For this exercise, copy out each line of the material below that includes "možnost".

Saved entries
---

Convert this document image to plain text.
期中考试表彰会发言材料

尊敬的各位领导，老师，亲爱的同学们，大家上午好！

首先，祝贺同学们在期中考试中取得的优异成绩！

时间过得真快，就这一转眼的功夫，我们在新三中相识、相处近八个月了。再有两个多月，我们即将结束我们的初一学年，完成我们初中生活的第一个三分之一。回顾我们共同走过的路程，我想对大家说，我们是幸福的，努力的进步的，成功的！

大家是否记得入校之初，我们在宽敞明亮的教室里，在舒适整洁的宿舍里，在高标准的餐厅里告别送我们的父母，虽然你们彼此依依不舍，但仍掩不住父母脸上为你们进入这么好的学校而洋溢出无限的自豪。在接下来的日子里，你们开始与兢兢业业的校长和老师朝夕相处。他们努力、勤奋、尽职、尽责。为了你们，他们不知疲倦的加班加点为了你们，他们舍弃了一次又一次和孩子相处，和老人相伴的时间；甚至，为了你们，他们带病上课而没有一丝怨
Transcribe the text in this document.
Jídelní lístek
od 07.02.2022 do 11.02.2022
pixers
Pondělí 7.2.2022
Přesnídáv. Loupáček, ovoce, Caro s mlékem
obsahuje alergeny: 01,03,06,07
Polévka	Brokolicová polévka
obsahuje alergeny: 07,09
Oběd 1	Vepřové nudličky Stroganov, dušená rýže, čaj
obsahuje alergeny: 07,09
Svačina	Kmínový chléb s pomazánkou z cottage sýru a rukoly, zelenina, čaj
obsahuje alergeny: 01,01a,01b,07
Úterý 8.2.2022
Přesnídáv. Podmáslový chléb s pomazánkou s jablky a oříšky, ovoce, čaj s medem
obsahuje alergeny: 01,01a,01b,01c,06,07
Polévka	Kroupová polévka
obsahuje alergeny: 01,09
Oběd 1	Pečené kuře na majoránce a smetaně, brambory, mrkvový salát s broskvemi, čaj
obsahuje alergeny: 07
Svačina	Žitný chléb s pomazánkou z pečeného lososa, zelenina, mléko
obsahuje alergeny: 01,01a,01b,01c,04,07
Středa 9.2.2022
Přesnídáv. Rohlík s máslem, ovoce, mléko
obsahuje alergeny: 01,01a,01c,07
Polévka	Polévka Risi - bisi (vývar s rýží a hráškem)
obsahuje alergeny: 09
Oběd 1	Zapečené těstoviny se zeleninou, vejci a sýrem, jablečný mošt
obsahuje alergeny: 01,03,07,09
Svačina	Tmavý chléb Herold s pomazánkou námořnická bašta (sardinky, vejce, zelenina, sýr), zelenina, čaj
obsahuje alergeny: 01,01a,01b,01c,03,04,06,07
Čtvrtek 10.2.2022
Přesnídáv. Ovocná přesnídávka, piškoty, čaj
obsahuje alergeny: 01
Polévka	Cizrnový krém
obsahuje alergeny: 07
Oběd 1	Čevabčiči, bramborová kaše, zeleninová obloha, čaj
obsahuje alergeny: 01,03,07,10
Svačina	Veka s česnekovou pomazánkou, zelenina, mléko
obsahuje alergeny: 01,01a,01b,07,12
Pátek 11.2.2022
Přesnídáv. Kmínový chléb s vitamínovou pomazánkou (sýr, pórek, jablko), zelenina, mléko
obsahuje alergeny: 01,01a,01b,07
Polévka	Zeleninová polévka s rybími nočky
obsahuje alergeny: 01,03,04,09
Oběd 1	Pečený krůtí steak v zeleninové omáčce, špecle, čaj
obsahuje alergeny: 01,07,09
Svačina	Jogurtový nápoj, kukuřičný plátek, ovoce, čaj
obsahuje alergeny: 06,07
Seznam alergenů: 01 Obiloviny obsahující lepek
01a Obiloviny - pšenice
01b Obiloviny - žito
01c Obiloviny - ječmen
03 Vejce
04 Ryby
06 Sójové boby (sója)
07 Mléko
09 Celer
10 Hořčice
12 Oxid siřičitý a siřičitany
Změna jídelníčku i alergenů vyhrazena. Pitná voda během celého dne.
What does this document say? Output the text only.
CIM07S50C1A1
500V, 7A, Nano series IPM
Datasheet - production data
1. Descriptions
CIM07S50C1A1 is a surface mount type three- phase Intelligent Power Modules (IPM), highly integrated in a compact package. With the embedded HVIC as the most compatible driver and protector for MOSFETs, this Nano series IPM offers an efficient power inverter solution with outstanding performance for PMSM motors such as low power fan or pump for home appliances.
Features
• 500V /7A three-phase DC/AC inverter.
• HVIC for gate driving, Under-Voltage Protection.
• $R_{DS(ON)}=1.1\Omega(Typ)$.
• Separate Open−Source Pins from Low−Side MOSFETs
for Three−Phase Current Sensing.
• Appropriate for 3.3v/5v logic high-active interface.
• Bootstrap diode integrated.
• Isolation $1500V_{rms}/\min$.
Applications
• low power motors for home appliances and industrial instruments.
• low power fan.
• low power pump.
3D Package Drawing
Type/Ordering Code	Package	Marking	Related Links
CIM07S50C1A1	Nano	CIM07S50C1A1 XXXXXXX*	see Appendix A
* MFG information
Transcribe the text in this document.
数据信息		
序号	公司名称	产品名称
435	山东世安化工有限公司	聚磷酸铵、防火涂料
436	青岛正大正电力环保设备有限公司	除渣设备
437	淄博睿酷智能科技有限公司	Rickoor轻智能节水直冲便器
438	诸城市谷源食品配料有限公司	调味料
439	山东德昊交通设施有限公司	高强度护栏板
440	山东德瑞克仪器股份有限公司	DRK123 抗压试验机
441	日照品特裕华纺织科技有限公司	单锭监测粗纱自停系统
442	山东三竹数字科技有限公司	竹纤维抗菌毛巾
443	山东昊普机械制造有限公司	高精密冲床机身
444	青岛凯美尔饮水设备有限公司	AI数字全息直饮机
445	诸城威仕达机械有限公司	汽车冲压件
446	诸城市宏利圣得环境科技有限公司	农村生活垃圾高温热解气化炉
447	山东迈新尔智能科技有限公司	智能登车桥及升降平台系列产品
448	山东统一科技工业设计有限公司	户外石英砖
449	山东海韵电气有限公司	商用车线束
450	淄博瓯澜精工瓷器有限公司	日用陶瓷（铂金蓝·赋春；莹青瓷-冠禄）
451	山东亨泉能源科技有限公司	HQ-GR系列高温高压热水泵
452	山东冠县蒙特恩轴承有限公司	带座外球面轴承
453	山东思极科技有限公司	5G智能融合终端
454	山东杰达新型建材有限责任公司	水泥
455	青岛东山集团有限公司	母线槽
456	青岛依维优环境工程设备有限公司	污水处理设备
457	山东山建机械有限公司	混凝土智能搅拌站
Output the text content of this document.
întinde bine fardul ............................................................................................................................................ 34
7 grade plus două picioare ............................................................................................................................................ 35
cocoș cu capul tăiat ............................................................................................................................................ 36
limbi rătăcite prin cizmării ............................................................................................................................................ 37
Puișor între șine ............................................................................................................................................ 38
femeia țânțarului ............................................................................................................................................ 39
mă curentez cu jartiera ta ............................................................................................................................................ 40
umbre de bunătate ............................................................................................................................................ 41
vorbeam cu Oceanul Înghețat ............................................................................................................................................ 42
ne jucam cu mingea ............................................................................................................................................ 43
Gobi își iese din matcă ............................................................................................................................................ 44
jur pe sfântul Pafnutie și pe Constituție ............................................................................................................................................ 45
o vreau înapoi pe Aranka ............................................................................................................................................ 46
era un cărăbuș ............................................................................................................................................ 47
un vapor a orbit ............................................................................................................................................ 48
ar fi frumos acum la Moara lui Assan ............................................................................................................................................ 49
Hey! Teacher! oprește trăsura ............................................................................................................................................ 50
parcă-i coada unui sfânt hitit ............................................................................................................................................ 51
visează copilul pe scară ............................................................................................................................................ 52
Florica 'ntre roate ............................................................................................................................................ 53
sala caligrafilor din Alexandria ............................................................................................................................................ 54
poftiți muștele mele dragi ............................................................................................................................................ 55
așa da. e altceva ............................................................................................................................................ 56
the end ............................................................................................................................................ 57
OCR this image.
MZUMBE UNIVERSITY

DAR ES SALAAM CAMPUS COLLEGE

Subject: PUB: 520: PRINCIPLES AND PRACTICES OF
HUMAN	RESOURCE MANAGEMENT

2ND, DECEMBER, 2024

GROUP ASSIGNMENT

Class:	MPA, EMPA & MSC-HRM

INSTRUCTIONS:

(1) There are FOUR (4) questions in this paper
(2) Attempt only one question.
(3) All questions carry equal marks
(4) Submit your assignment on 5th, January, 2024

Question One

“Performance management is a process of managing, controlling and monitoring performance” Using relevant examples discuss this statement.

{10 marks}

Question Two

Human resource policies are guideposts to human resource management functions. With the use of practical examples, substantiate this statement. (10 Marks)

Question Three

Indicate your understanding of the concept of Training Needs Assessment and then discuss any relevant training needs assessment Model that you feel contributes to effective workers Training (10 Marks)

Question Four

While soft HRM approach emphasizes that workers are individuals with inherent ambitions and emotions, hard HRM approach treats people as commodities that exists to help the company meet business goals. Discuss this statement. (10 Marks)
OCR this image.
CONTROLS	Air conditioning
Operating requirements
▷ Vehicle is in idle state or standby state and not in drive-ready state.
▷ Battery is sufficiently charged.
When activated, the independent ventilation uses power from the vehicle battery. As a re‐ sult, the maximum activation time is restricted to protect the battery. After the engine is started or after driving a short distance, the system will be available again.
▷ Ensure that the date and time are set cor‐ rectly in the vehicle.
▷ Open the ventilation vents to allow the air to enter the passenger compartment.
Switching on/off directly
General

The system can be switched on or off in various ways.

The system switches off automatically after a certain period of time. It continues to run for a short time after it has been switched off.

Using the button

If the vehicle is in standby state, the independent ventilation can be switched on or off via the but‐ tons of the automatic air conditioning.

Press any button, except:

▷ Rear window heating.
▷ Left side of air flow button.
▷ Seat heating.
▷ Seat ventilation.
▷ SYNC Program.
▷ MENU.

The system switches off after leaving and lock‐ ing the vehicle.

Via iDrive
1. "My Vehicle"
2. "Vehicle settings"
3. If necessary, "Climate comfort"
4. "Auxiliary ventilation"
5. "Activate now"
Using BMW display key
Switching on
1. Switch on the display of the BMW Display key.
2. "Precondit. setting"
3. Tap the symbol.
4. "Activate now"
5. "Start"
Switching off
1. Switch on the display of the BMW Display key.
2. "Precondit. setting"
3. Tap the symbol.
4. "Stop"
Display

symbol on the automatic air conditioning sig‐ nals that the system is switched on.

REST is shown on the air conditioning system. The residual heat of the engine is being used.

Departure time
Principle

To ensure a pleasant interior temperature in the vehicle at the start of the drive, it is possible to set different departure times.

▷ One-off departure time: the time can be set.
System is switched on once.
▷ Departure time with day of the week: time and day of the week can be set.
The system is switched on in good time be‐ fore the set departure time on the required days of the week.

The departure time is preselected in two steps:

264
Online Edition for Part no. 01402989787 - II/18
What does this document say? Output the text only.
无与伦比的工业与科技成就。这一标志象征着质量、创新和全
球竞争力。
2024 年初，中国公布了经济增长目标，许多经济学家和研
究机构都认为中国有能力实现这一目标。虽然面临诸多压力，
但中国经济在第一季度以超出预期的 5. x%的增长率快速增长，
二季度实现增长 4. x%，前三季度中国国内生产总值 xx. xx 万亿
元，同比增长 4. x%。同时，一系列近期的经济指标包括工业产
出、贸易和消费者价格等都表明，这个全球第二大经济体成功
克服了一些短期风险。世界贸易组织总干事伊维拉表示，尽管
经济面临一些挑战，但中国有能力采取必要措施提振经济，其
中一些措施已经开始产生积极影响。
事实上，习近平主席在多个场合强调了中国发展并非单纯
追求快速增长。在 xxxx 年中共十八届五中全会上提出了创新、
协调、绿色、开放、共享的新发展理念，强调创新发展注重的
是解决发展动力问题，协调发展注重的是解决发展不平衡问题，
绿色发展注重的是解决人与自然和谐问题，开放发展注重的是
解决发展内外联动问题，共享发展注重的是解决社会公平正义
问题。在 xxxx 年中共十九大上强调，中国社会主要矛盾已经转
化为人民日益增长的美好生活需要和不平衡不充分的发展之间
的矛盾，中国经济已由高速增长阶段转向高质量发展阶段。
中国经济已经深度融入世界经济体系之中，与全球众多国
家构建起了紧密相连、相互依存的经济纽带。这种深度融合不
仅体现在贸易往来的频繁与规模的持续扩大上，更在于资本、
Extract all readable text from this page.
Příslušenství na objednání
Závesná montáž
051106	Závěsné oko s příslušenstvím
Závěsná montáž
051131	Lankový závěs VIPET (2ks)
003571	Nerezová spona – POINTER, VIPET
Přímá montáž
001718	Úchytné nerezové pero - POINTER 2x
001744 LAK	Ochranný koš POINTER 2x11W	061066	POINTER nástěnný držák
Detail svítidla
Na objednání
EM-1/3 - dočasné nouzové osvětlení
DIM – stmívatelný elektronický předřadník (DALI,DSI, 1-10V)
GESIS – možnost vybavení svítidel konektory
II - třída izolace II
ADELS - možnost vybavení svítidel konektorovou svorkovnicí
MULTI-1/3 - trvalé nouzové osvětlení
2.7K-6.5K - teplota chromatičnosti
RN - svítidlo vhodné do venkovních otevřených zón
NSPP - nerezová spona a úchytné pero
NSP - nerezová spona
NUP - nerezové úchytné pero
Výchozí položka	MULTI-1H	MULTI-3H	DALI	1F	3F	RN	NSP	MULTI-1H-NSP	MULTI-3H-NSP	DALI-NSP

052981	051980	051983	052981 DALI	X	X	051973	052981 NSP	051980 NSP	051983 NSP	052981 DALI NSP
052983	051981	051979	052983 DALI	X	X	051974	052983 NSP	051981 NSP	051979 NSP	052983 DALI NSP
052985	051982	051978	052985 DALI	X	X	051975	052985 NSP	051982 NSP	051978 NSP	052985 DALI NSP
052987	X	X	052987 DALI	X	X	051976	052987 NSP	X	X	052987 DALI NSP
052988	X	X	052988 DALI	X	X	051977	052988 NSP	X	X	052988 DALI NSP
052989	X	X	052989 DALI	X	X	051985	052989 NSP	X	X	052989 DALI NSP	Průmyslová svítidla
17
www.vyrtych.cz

---

### Answer for this exercise
GESIS – možnost vybavení svítidel konektory
ADELS - možnost vybavení svítidel konektorovou svorkovnicí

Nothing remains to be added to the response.